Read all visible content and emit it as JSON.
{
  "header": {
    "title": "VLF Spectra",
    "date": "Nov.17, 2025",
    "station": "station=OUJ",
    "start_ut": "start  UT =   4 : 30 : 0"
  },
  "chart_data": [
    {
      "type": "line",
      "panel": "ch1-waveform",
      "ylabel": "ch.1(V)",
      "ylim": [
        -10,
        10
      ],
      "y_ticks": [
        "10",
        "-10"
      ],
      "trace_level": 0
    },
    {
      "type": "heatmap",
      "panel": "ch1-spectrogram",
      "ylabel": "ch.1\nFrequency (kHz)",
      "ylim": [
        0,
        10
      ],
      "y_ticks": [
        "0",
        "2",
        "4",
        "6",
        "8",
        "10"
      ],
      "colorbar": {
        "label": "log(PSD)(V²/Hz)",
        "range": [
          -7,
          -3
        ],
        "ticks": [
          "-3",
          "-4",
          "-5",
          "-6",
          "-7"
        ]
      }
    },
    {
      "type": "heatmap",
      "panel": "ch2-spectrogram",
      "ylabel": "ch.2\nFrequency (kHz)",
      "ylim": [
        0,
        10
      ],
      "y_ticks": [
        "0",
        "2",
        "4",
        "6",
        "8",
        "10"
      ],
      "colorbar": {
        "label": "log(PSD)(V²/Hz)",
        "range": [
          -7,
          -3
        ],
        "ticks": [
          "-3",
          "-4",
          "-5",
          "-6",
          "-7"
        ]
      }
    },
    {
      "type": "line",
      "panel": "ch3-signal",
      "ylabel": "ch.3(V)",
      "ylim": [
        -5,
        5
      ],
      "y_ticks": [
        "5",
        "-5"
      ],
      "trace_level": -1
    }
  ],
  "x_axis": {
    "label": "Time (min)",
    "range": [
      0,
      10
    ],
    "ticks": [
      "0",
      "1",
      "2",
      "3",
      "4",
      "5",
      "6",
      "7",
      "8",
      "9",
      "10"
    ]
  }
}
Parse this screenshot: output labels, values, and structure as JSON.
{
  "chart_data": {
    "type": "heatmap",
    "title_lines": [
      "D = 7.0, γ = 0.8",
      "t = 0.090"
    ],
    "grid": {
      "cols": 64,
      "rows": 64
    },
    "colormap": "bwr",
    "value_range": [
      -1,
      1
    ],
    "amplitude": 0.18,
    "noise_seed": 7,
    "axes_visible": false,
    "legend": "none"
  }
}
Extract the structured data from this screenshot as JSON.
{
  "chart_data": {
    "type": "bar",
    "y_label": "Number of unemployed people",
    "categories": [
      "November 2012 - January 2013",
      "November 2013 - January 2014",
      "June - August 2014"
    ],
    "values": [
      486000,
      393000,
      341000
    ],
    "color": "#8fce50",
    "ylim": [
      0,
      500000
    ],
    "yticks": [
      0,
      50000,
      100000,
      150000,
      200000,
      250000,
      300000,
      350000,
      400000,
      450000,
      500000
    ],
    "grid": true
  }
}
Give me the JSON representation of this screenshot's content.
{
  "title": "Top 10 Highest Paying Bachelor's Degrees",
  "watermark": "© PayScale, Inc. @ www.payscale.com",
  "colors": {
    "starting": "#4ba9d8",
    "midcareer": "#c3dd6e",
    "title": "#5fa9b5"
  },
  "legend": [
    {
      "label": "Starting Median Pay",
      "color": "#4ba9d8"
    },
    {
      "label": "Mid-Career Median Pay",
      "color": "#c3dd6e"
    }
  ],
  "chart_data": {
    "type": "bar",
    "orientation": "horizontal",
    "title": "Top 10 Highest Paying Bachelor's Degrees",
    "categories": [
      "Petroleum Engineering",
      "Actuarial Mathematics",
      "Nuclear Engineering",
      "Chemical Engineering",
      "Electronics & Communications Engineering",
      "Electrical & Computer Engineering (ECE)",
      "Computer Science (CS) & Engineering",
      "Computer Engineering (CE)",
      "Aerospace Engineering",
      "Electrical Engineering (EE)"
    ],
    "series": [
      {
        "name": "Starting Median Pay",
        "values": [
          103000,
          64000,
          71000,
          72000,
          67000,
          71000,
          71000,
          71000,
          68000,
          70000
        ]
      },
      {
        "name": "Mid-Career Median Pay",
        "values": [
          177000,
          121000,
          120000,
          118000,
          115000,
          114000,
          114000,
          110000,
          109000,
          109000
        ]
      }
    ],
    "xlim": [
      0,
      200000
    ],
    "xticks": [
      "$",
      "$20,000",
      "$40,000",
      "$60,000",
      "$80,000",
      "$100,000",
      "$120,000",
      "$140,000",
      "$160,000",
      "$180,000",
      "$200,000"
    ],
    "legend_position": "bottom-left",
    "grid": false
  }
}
_ _ _ _ _ _ _
[EXERCISE DETAILS]: Repeat the lines above exactly.

[EXERCISE ANSWER]:
Read all visible content and emit it as JSON.
{
  "header": {
    "title": "VLF Spectra",
    "date": "Nov.17, 2025",
    "station": "station=OUJ",
    "start_ut": "start  UT =   4 : 30 : 0"
  },
  "chart_data": [
    {
      "type": "line",
      "panel": "ch1-waveform",
      "ylabel": "ch.1(V)",
      "ylim": [
        -10,
        10
      ],
      "y_ticks": [
        "10",
        "-10"
      ],
      "trace_level": 0
    },
    {
      "type": "heatmap",
      "panel": "ch1-spectrogram",
      "ylabel": "ch.1\nFrequency (kHz)",
      "ylim": [
        0,
        10
      ],
      "y_ticks": [
        "0",
        "2",
        "4",
        "6",
        "8",
        "10"
      ],
      "colorbar": {
        "label": "log(PSD)(V²/Hz)",
        "range": [
          -7,
          -3
        ],
        "ticks": [
          "-3",
          "-4",
          "-5",
          "-6",
          "-7"
        ]
      }
    },
    {
      "type": "heatmap",
      "panel": "ch2-spectrogram",
      "ylabel": "ch.2\nFrequency (kHz)",
      "ylim": [
        0,
        10
      ],
      "y_ticks": [
        "0",
        "2",
        "4",
        "6",
        "8",
        "10"
      ],
      "colorbar": {
        "label": "log(PSD)(V²/Hz)",
        "range": [
          -7,
          -3
        ],
        "ticks": [
          "-3",
          "-4",
          "-5",
          "-6",
          "-7"
        ]
      }
    },
    {
      "type": "line",
      "panel": "ch3-signal",
      "ylabel": "ch.3(V)",
      "ylim": [
        -5,
        5
      ],
      "y_ticks": [
        "5",
        "-5"
      ],
      "trace_level": -1
    }
  ],
  "x_axis": {
    "label": "Time (min)",
    "range": [
      0,
      10
    ],
    "ticks": [
      "0",
      "1",
      "2",
      "3",
      "4",
      "5",
      "6",
      "7",
      "8",
      "9",
      "10"
    ]
  }
}
Parse this screenshot: output labels, values, and structure as JSON.
{
  "chart_data": {
    "type": "heatmap",
    "title_lines": [
      "D = 7.0, γ = 0.8",
      "t = 0.090"
    ],
    "grid": {
      "cols": 64,
      "rows": 64
    },
    "colormap": "bwr",
    "value_range": [
      -1,
      1
    ],
    "amplitude": 0.18,
    "noise_seed": 7,
    "axes_visible": false,
    "legend": "none"
  }
}
Extract the structured data from this screenshot as JSON.
{
  "chart_data": {
    "type": "bar",
    "y_label": "Number of unemployed people",
    "categories": [
      "November 2012 - January 2013",
      "November 2013 - January 2014",
      "June - August 2014"
    ],
    "values": [
      486000,
      393000,
      341000
    ],
    "color": "#8fce50",
    "ylim": [
      0,
      500000
    ],
    "yticks": [
      0,
      50000,
      100000,
      150000,
      200000,
      250000,
      300000,
      350000,
      400000,
      450000,
      500000
    ],
    "grid": true
  }
}
Give me the JSON representation of this screenshot's content.
{
  "title": "Top 10 Highest Paying Bachelor's Degrees",
  "watermark": "© PayScale, Inc. @ www.payscale.com",
  "colors": {
    "starting": "#4ba9d8",
    "midcareer": "#c3dd6e",
    "title": "#5fa9b5"
  },
  "legend": [
    {
      "label": "Starting Median Pay",
      "color": "#4ba9d8"
    },
    {
      "label": "Mid-Career Median Pay",
      "color": "#c3dd6e"
    }
  ],
  "chart_data": {
    "type": "bar",
    "orientation": "horizontal",
    "title": "Top 10 Highest Paying Bachelor's Degrees",
    "categories": [
      "Petroleum Engineering",
      "Actuarial Mathematics",
      "Nuclear Engineering",
      "Chemical Engineering",
      "Electronics & Communications Engineering",
      "Electrical & Computer Engineering (ECE)",
      "Computer Science (CS) & Engineering",
      "Computer Engineering (CE)",
      "Aerospace Engineering",
      "Electrical Engineering (EE)"
    ],
    "series": [
      {
        "name": "Starting Median Pay",
        "values": [
          103000,
          64000,
          71000,
          72000,
          67000,
          71000,
          71000,
          71000,
          68000,
          70000
        ]
      },
      {
        "name": "Mid-Career Median Pay",
        "values": [
          177000,
          121000,
          120000,
          118000,
          115000,
          114000,
          114000,
          110000,
          109000,
          109000
        ]
      }
    ],
    "xlim": [
      0,
      200000
    ],
    "xticks": [
      "$",
      "$20,000",
      "$40,000",
      "$60,000",
      "$80,000",
      "$100,000",
      "$120,000",
      "$140,000",
      "$160,000",
      "$180,000",
      "$200,000"
    ],
    "legend_position": "bottom-left",
    "grid": false
  }
}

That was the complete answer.